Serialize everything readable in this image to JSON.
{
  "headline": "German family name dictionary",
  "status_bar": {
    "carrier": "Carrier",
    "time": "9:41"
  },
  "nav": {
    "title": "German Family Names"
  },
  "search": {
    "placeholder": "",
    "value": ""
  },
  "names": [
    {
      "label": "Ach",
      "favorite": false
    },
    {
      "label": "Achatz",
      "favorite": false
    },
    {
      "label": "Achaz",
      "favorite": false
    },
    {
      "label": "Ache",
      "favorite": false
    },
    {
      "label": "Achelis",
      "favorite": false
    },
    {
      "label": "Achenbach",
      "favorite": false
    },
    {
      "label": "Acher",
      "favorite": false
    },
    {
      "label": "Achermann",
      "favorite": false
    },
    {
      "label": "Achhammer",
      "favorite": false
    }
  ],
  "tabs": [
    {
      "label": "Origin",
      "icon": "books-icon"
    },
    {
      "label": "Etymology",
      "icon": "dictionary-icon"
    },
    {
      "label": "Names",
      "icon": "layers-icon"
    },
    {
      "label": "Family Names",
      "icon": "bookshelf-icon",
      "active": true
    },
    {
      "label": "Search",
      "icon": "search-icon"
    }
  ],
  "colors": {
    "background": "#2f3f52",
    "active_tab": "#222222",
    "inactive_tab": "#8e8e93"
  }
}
----
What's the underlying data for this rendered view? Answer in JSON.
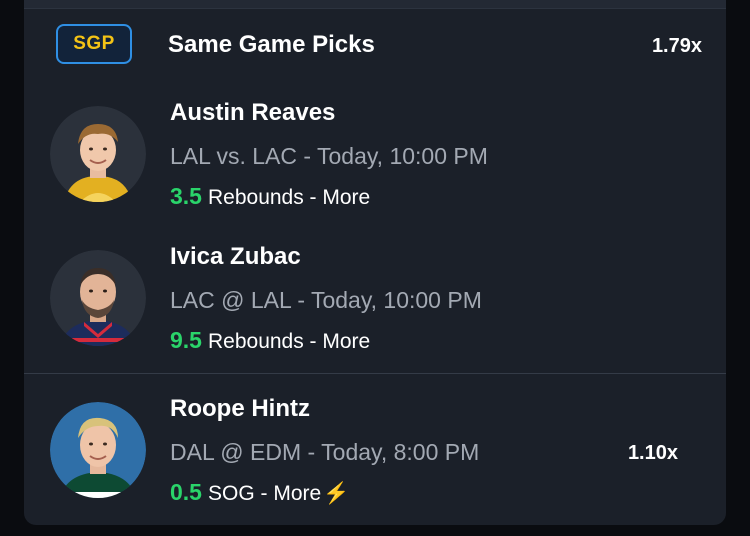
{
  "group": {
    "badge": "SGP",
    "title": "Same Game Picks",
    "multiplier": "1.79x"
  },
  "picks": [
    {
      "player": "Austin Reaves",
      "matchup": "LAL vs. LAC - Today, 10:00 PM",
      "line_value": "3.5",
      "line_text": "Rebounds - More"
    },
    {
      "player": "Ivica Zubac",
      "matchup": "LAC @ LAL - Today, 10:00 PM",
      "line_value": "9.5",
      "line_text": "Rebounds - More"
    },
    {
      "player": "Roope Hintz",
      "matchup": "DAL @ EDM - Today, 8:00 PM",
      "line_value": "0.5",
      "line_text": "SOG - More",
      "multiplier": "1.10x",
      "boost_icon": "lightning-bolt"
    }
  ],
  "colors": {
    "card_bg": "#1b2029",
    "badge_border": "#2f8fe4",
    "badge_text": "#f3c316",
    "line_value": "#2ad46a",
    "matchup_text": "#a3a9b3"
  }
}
----
• Objective:
Where a line in the material above holds "dictionary", copy that line.

• Output of the task:
  "headline": "German family name dictionary",
      "icon": "dictionary-icon"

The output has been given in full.